__Request__
Which lines of the records contain "wife"? Collect every one of them.

#### Available data ####

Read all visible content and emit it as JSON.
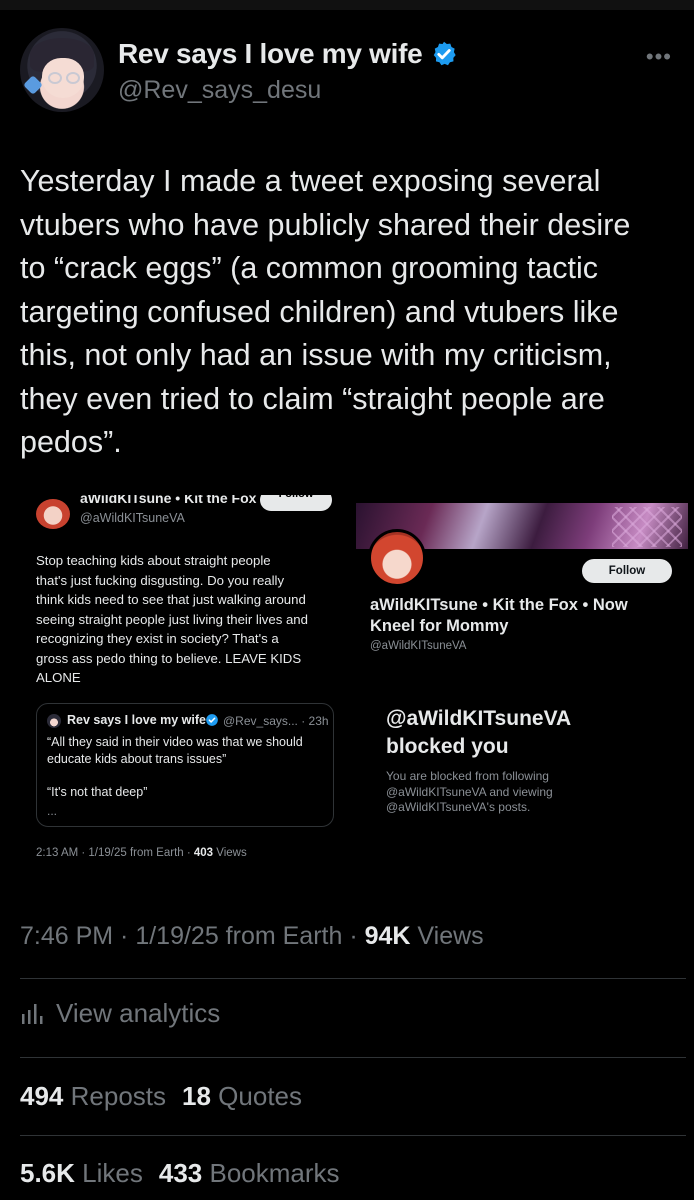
{
  "author": {
    "display_name": "Rev says I love my wife",
    "handle": "@Rev_says_desu",
    "more_icon": "more-dots-icon",
    "verified_color": "#1d9bf0"
  },
  "tweet": {
    "text": "Yesterday I made a tweet exposing several\nvtubers who have publicly shared their desire\nto “crack eggs” (a common grooming tactic\ntargeting confused children) and vtubers like\nthis, not only had an issue with my criticism,\nthey even tried to claim “straight people are\npedos”."
  },
  "embed_left": {
    "header_cut": "aWildKITsune • Kit the Fox •...",
    "follow_label": "Follow",
    "handle": "@aWildKITsuneVA",
    "body": "Stop teaching kids about straight people\nthat's just fucking disgusting. Do you really\nthink kids need to see that just walking around\nseeing straight people just living their lives and\nrecognizing they exist in society? That's a\ngross ass pedo thing to believe. LEAVE KIDS\nALONE",
    "quote": {
      "name": "Rev says I love my wife",
      "meta": "@Rev_says... · 23h",
      "text": "“All they said in their video was that we should\neducate kids about trans issues”\n\n“It's not that deep”",
      "ellipsis": "..."
    },
    "footer_prefix": "2:13 AM · 1/19/25 from Earth · ",
    "footer_views_num": "403",
    "footer_views_label": " Views"
  },
  "embed_right": {
    "follow_label": "Follow",
    "name": "aWildKITsune • Kit the Fox • Now Kneel for Mommy",
    "handle": "@aWildKITsuneVA",
    "blocked_title": "@aWildKITsuneVA\nblocked you",
    "blocked_desc": "You are blocked from following\n@aWildKITsuneVA and viewing\n@aWildKITsuneVA's posts."
  },
  "meta": {
    "time_prefix": "7:46 PM · 1/19/25 from Earth · ",
    "views_num": "94K",
    "views_label": " Views"
  },
  "analytics": {
    "label": "View analytics",
    "icon": "analytics-bars-icon"
  },
  "stats": {
    "reposts_num": "494",
    "reposts_label": "Reposts",
    "quotes_num": "18",
    "quotes_label": "Quotes",
    "likes_num": "5.6K",
    "likes_label": "Likes",
    "bookmarks_num": "433",
    "bookmarks_label": "Bookmarks"
  }
}
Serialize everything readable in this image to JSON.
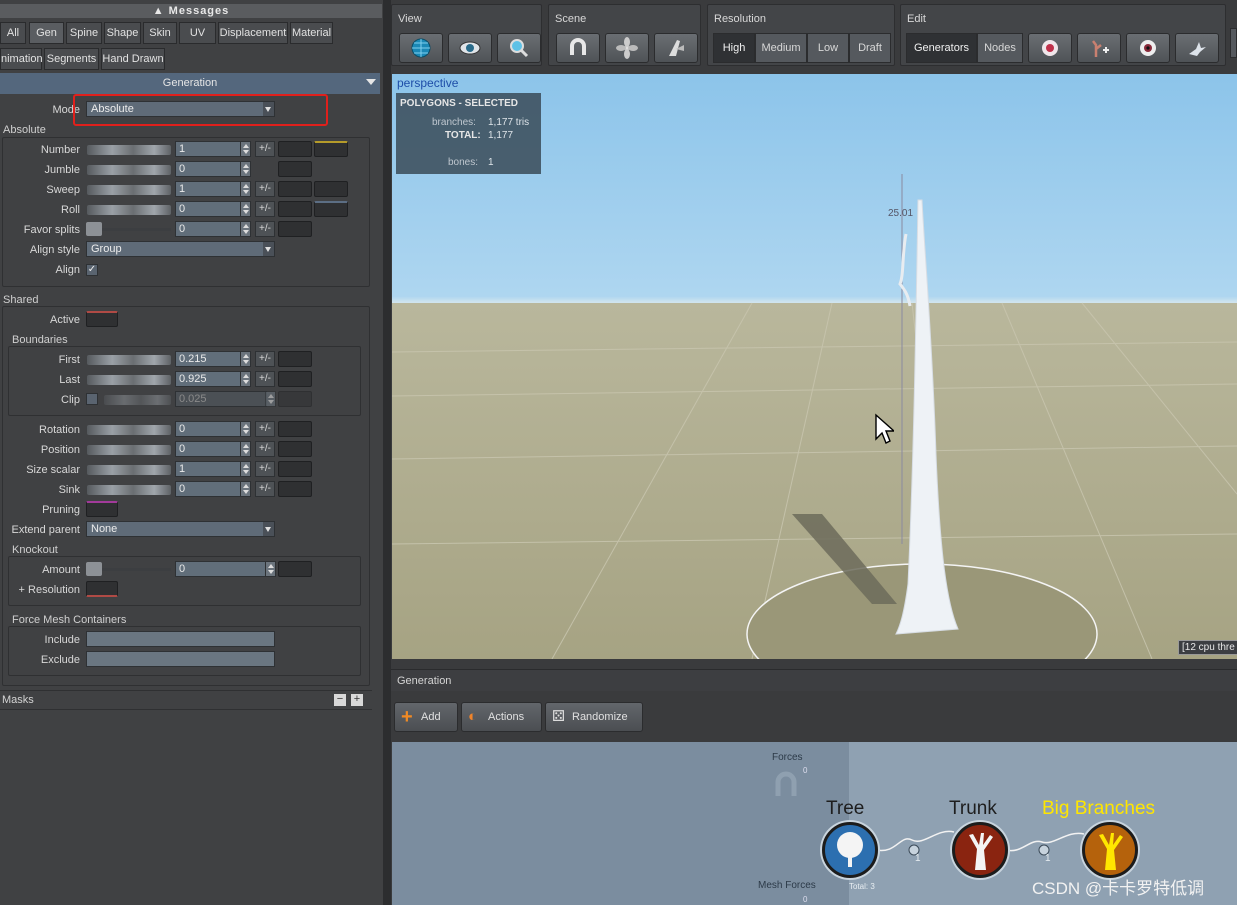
{
  "messages_label": "Messages",
  "tabs_row1": [
    "All",
    "Gen",
    "Spine",
    "Shape",
    "Skin",
    "UV",
    "Displacement",
    "Material"
  ],
  "tabs_row2": [
    "nimation",
    "Segments",
    "Hand Drawn"
  ],
  "generation_header": "Generation",
  "mode": {
    "label": "Mode",
    "value": "Absolute"
  },
  "absolute": {
    "title": "Absolute",
    "number": {
      "label": "Number",
      "value": "1"
    },
    "jumble": {
      "label": "Jumble",
      "value": "0"
    },
    "sweep": {
      "label": "Sweep",
      "value": "1"
    },
    "roll": {
      "label": "Roll",
      "value": "0"
    },
    "favor_splits": {
      "label": "Favor splits",
      "value": "0"
    },
    "align_style": {
      "label": "Align style",
      "value": "Group"
    },
    "align": {
      "label": "Align",
      "checked": true
    }
  },
  "shared": {
    "title": "Shared",
    "active_label": "Active",
    "boundaries_title": "Boundaries",
    "first": {
      "label": "First",
      "value": "0.215"
    },
    "last": {
      "label": "Last",
      "value": "0.925"
    },
    "clip": {
      "label": "Clip",
      "value": "0.025"
    },
    "rotation": {
      "label": "Rotation",
      "value": "0"
    },
    "position": {
      "label": "Position",
      "value": "0"
    },
    "size_scalar": {
      "label": "Size scalar",
      "value": "1"
    },
    "sink": {
      "label": "Sink",
      "value": "0"
    },
    "pruning_label": "Pruning",
    "extend_parent": {
      "label": "Extend parent",
      "value": "None"
    },
    "knockout_title": "Knockout",
    "amount": {
      "label": "Amount",
      "value": "0"
    },
    "resolution_label": "+ Resolution",
    "force_mesh_title": "Force Mesh Containers",
    "include_label": "Include",
    "exclude_label": "Exclude"
  },
  "plusminus": "+/-",
  "masks_label": "Masks",
  "toolbar": {
    "view_title": "View",
    "scene_title": "Scene",
    "resolution_title": "Resolution",
    "resolution_options": [
      "High",
      "Medium",
      "Low",
      "Draft"
    ],
    "resolution_selected": "High",
    "edit_title": "Edit",
    "edit_modes": [
      "Generators",
      "Nodes"
    ]
  },
  "viewport": {
    "label": "perspective",
    "stats_title": "POLYGONS - SELECTED",
    "branches_label": "branches:",
    "branches_value": "1,177 tris",
    "total_label": "TOTAL:",
    "total_value": "1,177",
    "bones_label": "bones:",
    "bones_value": "1",
    "height_marker": "25.01",
    "cpu_label": "[12 cpu thre"
  },
  "generation_panel": {
    "title": "Generation",
    "add_label": "Add",
    "actions_label": "Actions",
    "randomize_label": "Randomize",
    "forces_label": "Forces",
    "forces_count": "0",
    "mesh_forces_label": "Mesh Forces",
    "mesh_forces_count": "0",
    "total_label": "Total: 3",
    "nodes": [
      {
        "title": "Tree",
        "color": "#1e1e1e"
      },
      {
        "title": "Trunk",
        "color": "#1e1e1e",
        "count": "1"
      },
      {
        "title": "Big Branches",
        "color": "#ffe600",
        "count": "1"
      }
    ]
  },
  "watermark": "CSDN @卡卡罗特低调",
  "colors": {
    "highlight_box": "#e0201c",
    "panel_header": "#54677d",
    "node_tree": "#2c6fb0",
    "node_trunk": "#8a2410",
    "node_branch": "#b5620c"
  }
}
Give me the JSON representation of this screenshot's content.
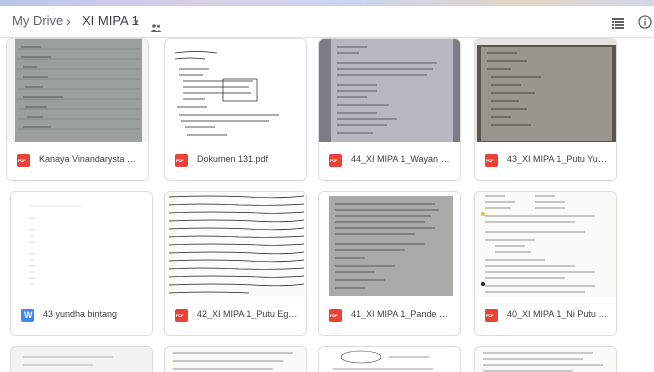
{
  "breadcrumb": {
    "root": "My Drive",
    "separator": "›",
    "current": "XI MIPA 1",
    "caret": "▾"
  },
  "icons": {
    "shared": "people-icon",
    "list_view": "list-view-icon",
    "info": "info-icon"
  },
  "files": [
    {
      "name": "Kanaya Vinandarysta Naz...",
      "type": "pdf"
    },
    {
      "name": "Dokumen 131.pdf",
      "type": "pdf"
    },
    {
      "name": "44_XI MIPA 1_Wayan Wa...",
      "type": "pdf"
    },
    {
      "name": "43_XI MIPA 1_Putu Yund...",
      "type": "pdf"
    },
    {
      "name": "43 yundha bintang",
      "type": "doc"
    },
    {
      "name": "42_XI MIPA 1_Putu Egni T...",
      "type": "pdf"
    },
    {
      "name": "41_XI MIPA 1_Pande Ged...",
      "type": "pdf"
    },
    {
      "name": "40_XI MIPA 1_Ni Putu Ka...",
      "type": "pdf"
    }
  ]
}
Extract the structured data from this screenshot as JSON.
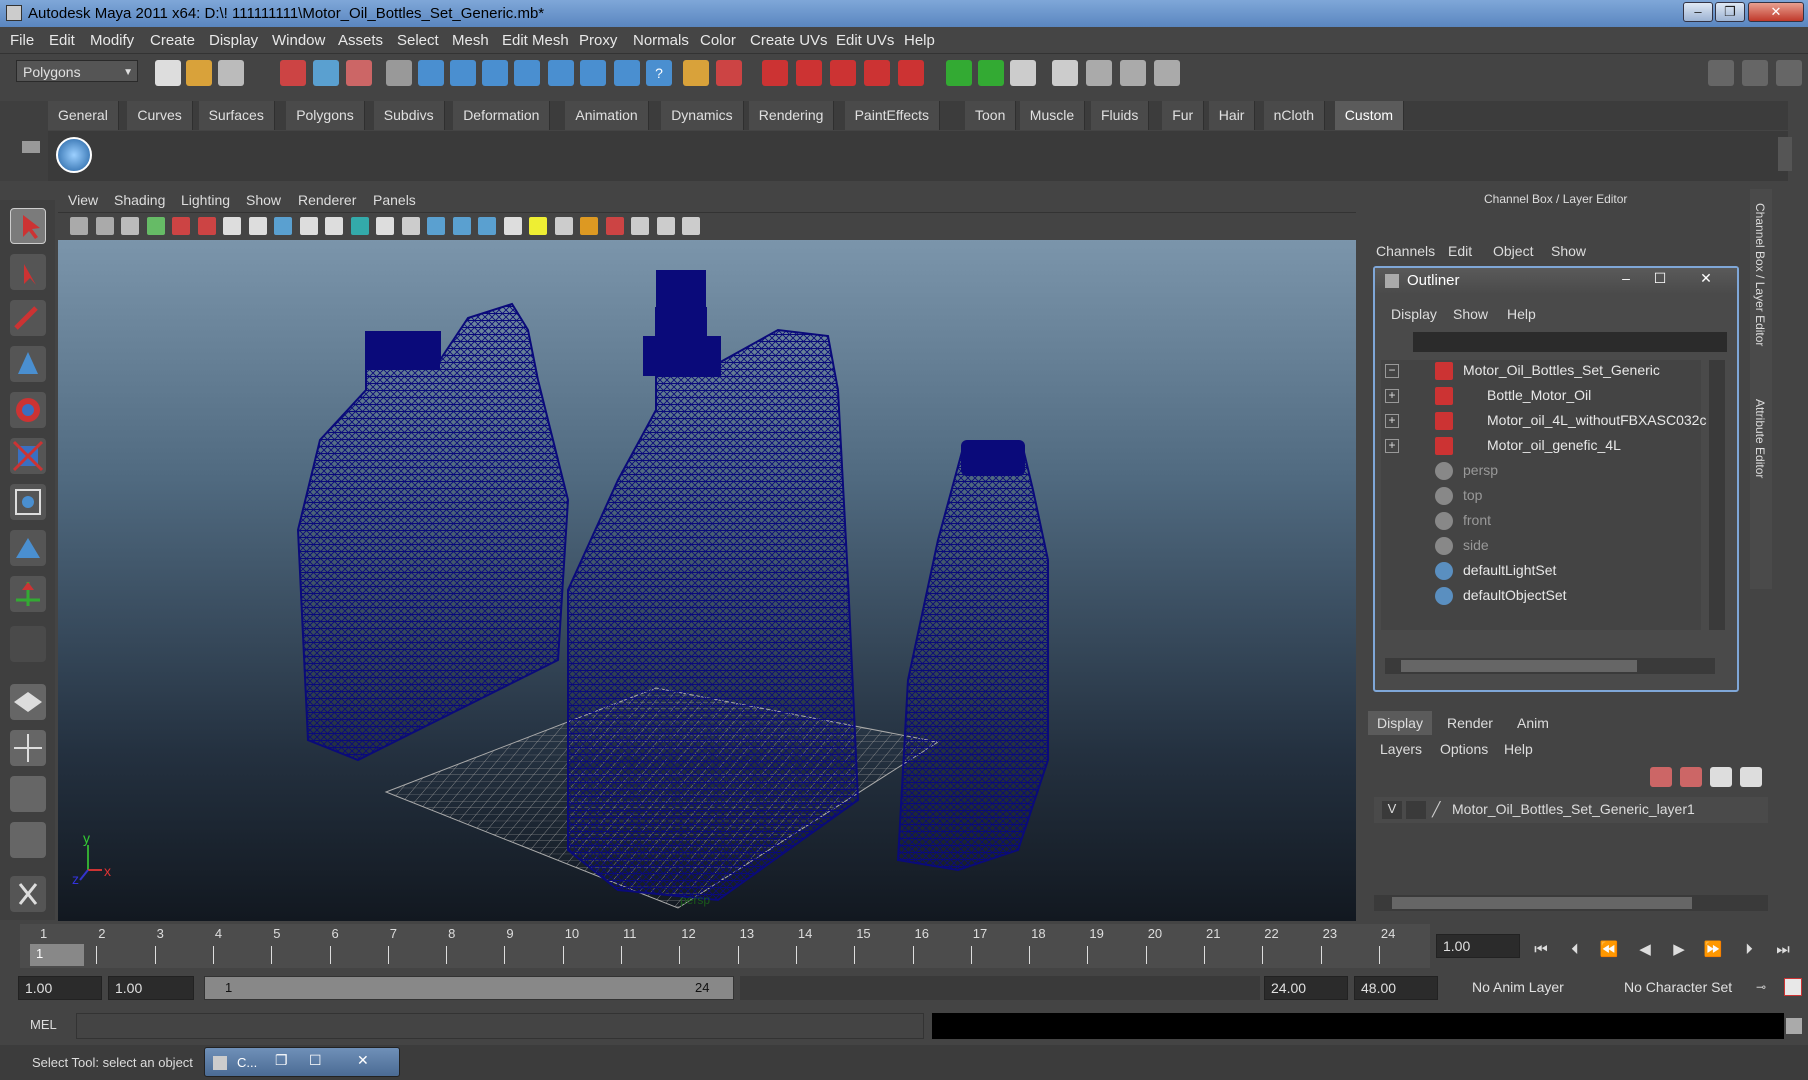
{
  "window": {
    "title": "Autodesk Maya 2011 x64: D:\\! 111111111\\Motor_Oil_Bottles_Set_Generic.mb*",
    "minimize": "–",
    "maximize": "❐",
    "close": "✕"
  },
  "menubar": [
    "File",
    "Edit",
    "Modify",
    "Create",
    "Display",
    "Window",
    "Assets",
    "Select",
    "Mesh",
    "Edit Mesh",
    "Proxy",
    "Normals",
    "Color",
    "Create UVs",
    "Edit UVs",
    "Help"
  ],
  "status": {
    "menuset": "Polygons"
  },
  "shelf": {
    "tabs": [
      "General",
      "Curves",
      "Surfaces",
      "Polygons",
      "Subdivs",
      "Deformation",
      "Animation",
      "Dynamics",
      "Rendering",
      "PaintEffects",
      "Toon",
      "Muscle",
      "Fluids",
      "Fur",
      "Hair",
      "nCloth",
      "Custom"
    ],
    "active": "Custom"
  },
  "viewport": {
    "menu": [
      "View",
      "Shading",
      "Lighting",
      "Show",
      "Renderer",
      "Panels"
    ],
    "camera_label": "persp",
    "axis": {
      "x": "x",
      "y": "y",
      "z": "z"
    }
  },
  "channelbox": {
    "title": "Channel Box / Layer Editor",
    "menu": [
      "Channels",
      "Edit",
      "Object",
      "Show"
    ],
    "side_tab_1": "Channel Box / Layer Editor",
    "side_tab_2": "Attribute Editor"
  },
  "outliner": {
    "title": "Outliner",
    "menu": [
      "Display",
      "Show",
      "Help"
    ],
    "items": [
      {
        "label": "Motor_Oil_Bottles_Set_Generic",
        "expander": "−",
        "type": "mesh",
        "indent": 0,
        "dim": false
      },
      {
        "label": "Bottle_Motor_Oil",
        "expander": "+",
        "type": "mesh",
        "indent": 1,
        "dim": false
      },
      {
        "label": "Motor_oil_4L_withoutFBXASC032c",
        "expander": "+",
        "type": "mesh",
        "indent": 1,
        "dim": false
      },
      {
        "label": "Motor_oil_genefic_4L",
        "expander": "+",
        "type": "mesh",
        "indent": 1,
        "dim": false
      },
      {
        "label": "persp",
        "expander": "",
        "type": "camera",
        "indent": 0,
        "dim": true
      },
      {
        "label": "top",
        "expander": "",
        "type": "camera",
        "indent": 0,
        "dim": true
      },
      {
        "label": "front",
        "expander": "",
        "type": "camera",
        "indent": 0,
        "dim": true
      },
      {
        "label": "side",
        "expander": "",
        "type": "camera",
        "indent": 0,
        "dim": true
      },
      {
        "label": "defaultLightSet",
        "expander": "",
        "type": "set",
        "indent": 0,
        "dim": false
      },
      {
        "label": "defaultObjectSet",
        "expander": "",
        "type": "set",
        "indent": 0,
        "dim": false
      }
    ]
  },
  "layers": {
    "tabs": [
      "Display",
      "Render",
      "Anim"
    ],
    "active": "Display",
    "menu": [
      "Layers",
      "Options",
      "Help"
    ],
    "layer": {
      "visible": "V",
      "name": "Motor_Oil_Bottles_Set_Generic_layer1"
    }
  },
  "timeline": {
    "ticks": [
      "1",
      "2",
      "3",
      "4",
      "5",
      "6",
      "7",
      "8",
      "9",
      "10",
      "11",
      "12",
      "13",
      "14",
      "15",
      "16",
      "17",
      "18",
      "19",
      "20",
      "21",
      "22",
      "23",
      "24"
    ],
    "current_marker": "1",
    "current_time": "1.00"
  },
  "range": {
    "start": "1.00",
    "start2": "1.00",
    "slider_start": "1",
    "slider_end": "24",
    "end": "24.00",
    "end2": "48.00",
    "anim_layer": "No Anim Layer",
    "character_set": "No Character Set"
  },
  "mel": {
    "label": "MEL"
  },
  "help": {
    "text": "Select Tool: select an object",
    "minimized_window": "C..."
  },
  "colors": {
    "wireframe": "#0a0a7a",
    "accent": "#7fa7d8"
  }
}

####

__Final result__
    "display_name": "Rev says I love my wife",
      "name": "Rev says I love my wife",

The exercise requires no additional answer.